• BRANO DI LETTURA
Il problema è quello della credibilità delle interpretazioni e delle forme a disposizione della mediazione simbolica e culturale. Annullare le differenze è un’operazione solo apparentemente più democratica. La conoscenza si trasmette dentro dinamiche relazionali codificate e strutturate, rispetto alle quali la condizione simmetrica è la conclusione di un intero ciclo e processo e non il punto di innesco del flusso di trasmissione di contenuti, valori, modelli ed idee. Il teorema dell’apparir vero più che dell’esser vero incoraggia il corto circuito e alla lunga rende meno performante il perseguimento dell’obiettivo della partecipazione politica, alla quale un po’ tutti tendono e in nome della quale tutti vogliono cambiare.
Serve più l’opinione pubblica che il pubblico per collocare i segni della complessità nelle traiettorie dell’accesso agli stimoli esterni della conoscenza, per orientare l’individuo in direzione della collettività, per contrastare il disegno della “dissocietà” e ridimensionare gli effetti negativi del paradigma dell’antropologia materialistica.
E’ una sfida enorme che passa anche attraverso la capacità di dare una risposta a due interrogativi apparsi centrali nel dibattito pubblico degli ultimi mesi. Il primo: che cosa dobbiamo intendere per rinnovamento della politica? Il secondo: che cosa significa la parola “populismo”?
La sociologia ci insegna che al cambiamento si può arrivare in due modi: o cercando un equilibrio fra interessi contrapposti (paradigma del conflitto), oppure intercettando le soluzioni che sanno adattarsi più rapidamente alle istanze che maturano dal fondo del tessuto sociale (paradigma evoluzionista), in una dinamica bottom-up. In ragione del primo approccio abbiamo assistito allo scontro fra le molte pulsioni a reiterare leadership del passato e le frammentate esigenze di rinnovamento della classe dirigente. Esigenze talmente estremizzate da essere rappresentate, oltretutto, attraverso i codici della rottamazione. In relazione al secondo approccio, i risultati più evidente sono stati tanti. Vediamoli: il ricorso alle primarie (metodo al quale è stata attribuita l’unica patente di qualità per la scelta della componente apicale e di vertice dei partiti); la liquidità del voto (che ci ha abituato nell’era post-ideologica ad un’analisi incessante di flussi elettorali da una parte all’altra degli schieramenti e addirittura da uno schieramento all’altro); l’indebolimento progressivo della forma partito; il ricorso sempre più frequente ai voti di fiducia; lo spostamento del baricentro dal Parlamento al Governo persino nell’attivazione del processo legislativo; l’influenza sempre più crescente delle ragioni della rappresentazione più che di quelle della rappresentanza, fino al tentativo di elevare a paradigma la democrazia diretta e digitale, pur con la fragilità del processo di modellamento teorico conseguenziale a questo postulato. Ha ragione Sergio Fabbrini quando sottolinea che lo stallo di questi giorni è anche il risultato del fallimento di quella strategia di superficie, secondo la quale basta cambiare i politici per cambiare la politica. Ha ragione quando invoca il cambiamento del sistema elettorale e soprattutto l’avvio di una stagione di riforme istituzionali, nonostante l’esito negativo del referendum di fine 2016.

• RIGHE DI DATI
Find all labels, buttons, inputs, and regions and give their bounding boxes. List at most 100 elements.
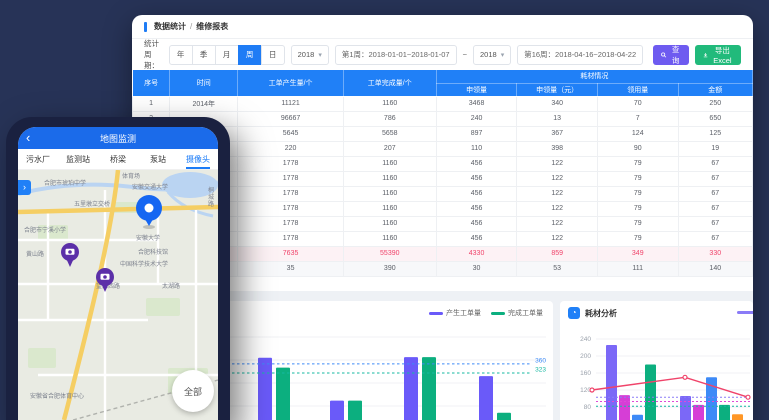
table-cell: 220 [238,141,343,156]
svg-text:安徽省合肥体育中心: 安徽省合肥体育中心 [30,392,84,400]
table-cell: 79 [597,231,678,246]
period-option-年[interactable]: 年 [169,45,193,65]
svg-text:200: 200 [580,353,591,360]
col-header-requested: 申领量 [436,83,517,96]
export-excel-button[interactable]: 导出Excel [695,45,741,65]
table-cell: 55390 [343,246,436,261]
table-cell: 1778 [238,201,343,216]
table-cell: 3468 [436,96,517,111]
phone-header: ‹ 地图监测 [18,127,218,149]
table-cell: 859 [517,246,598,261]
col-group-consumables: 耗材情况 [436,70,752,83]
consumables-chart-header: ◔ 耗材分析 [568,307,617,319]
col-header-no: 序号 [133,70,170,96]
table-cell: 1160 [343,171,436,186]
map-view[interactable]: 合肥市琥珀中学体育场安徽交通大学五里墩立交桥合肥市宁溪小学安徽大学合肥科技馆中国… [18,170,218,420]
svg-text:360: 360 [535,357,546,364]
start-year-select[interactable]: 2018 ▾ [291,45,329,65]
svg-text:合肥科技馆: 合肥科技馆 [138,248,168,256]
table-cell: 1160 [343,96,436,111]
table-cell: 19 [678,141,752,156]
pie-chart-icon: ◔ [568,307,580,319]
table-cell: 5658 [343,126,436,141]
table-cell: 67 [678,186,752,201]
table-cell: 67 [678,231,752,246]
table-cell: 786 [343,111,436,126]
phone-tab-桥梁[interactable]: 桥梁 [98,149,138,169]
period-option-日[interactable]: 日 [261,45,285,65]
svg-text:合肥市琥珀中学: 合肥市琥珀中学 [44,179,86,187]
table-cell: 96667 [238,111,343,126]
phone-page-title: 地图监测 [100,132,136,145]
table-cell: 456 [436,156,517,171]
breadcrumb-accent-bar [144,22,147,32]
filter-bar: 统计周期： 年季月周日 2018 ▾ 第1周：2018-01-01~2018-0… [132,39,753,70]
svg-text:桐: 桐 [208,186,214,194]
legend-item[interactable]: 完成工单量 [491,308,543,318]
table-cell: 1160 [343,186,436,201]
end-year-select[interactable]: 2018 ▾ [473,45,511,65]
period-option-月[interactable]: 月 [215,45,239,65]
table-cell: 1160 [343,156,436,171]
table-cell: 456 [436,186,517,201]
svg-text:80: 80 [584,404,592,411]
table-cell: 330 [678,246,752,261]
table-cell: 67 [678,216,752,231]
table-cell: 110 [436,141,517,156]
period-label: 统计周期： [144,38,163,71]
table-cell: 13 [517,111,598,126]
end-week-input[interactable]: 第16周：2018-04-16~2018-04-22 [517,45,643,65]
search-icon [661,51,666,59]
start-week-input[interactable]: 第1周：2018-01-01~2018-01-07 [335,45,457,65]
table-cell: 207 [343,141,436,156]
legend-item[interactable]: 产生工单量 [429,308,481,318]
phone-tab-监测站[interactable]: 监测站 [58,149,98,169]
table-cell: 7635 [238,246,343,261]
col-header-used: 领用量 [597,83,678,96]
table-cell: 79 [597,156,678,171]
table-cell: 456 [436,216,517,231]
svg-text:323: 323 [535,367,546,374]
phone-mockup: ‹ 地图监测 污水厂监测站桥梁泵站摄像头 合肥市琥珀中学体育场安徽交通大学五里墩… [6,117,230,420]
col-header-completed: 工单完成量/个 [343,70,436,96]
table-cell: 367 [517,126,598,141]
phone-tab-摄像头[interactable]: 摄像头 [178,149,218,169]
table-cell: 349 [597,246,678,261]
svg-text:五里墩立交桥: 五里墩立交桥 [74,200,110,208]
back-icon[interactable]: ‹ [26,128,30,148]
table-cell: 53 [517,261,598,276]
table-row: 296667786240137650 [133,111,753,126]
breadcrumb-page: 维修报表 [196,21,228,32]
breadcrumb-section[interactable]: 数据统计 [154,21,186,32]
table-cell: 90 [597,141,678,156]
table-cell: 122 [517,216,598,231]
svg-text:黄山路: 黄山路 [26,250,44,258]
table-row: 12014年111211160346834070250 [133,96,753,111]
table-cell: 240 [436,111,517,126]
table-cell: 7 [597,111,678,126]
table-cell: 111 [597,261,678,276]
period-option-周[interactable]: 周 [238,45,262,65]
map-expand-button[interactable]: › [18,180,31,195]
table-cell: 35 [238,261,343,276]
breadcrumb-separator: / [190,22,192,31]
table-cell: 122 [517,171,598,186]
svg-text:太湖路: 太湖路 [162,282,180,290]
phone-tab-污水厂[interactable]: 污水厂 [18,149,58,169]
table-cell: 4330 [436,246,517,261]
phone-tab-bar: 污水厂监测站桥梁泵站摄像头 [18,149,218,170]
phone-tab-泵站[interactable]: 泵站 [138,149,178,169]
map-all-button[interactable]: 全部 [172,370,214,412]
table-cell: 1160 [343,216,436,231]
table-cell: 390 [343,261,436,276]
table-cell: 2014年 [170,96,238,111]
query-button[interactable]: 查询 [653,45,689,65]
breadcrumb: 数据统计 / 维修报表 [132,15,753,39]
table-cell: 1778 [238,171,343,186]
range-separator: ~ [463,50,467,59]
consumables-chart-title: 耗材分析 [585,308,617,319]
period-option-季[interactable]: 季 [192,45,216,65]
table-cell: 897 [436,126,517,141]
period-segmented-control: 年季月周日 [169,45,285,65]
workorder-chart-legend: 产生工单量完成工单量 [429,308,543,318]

...

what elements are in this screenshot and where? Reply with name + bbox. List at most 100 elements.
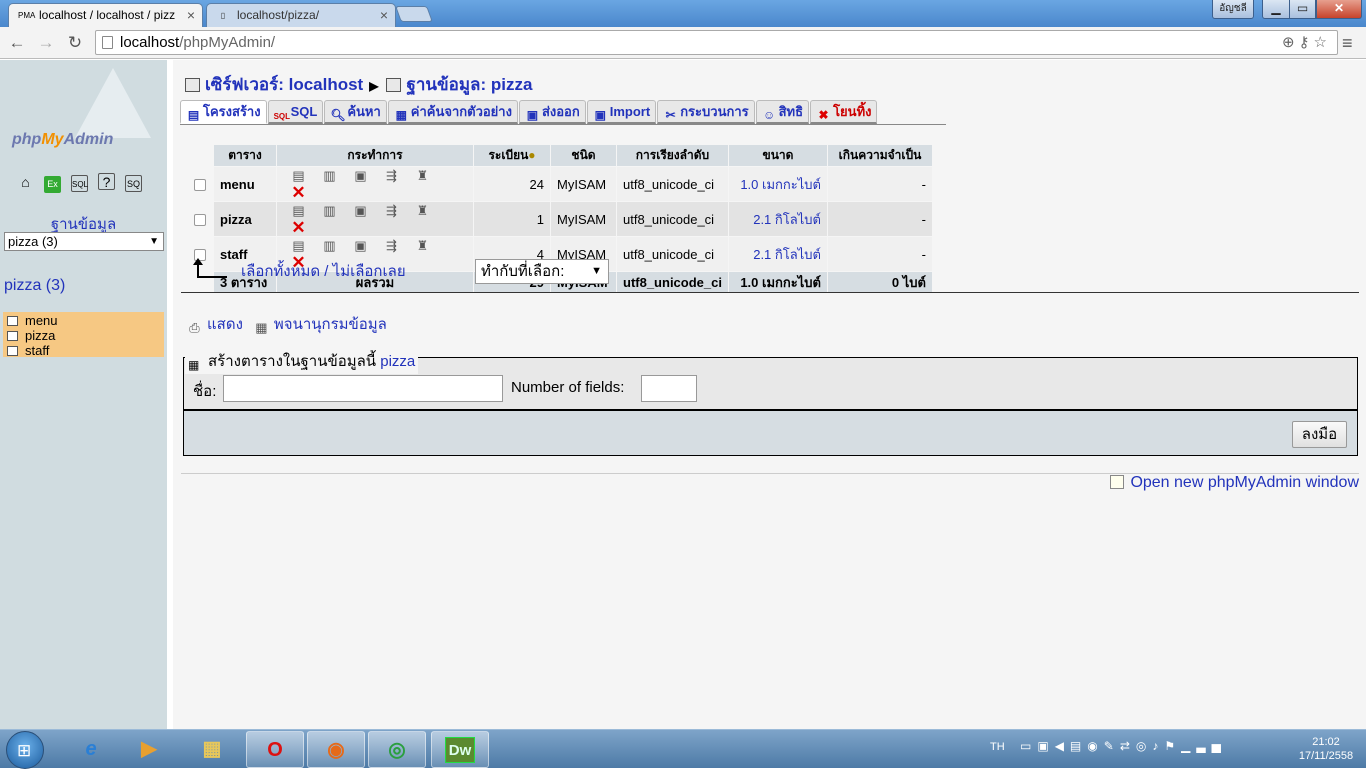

• COMPITO ASSEGNATO
Ricopia parola per parola il passo del brano sul rinnovamento della politica che va da "Il problema è" fino a "tutti vogliono cambiare." incluso.

• RISPOSTA
Il problema è quello della credibilità delle interpretazioni e delle forme a disposizione della mediazione simbolica e culturale. Annullare le differenze è un’operazione solo apparentemente più democratica. La conoscenza si trasmette dentro dinamiche relazionali codificate e strutturate, rispetto alle quali la condizione simmetrica è la conclusione di un intero ciclo e processo e non il punto di innesco del flusso di trasmissione di contenuti, valori, modelli ed idee. Il teorema dell’apparir vero più che dell’esser vero incoraggia il corto circuito e alla lunga rende meno performante il perseguimento dell’obiettivo della partecipazione politica, alla quale un po’ tutti tendono e in nome della quale tutti vogliono cambiare.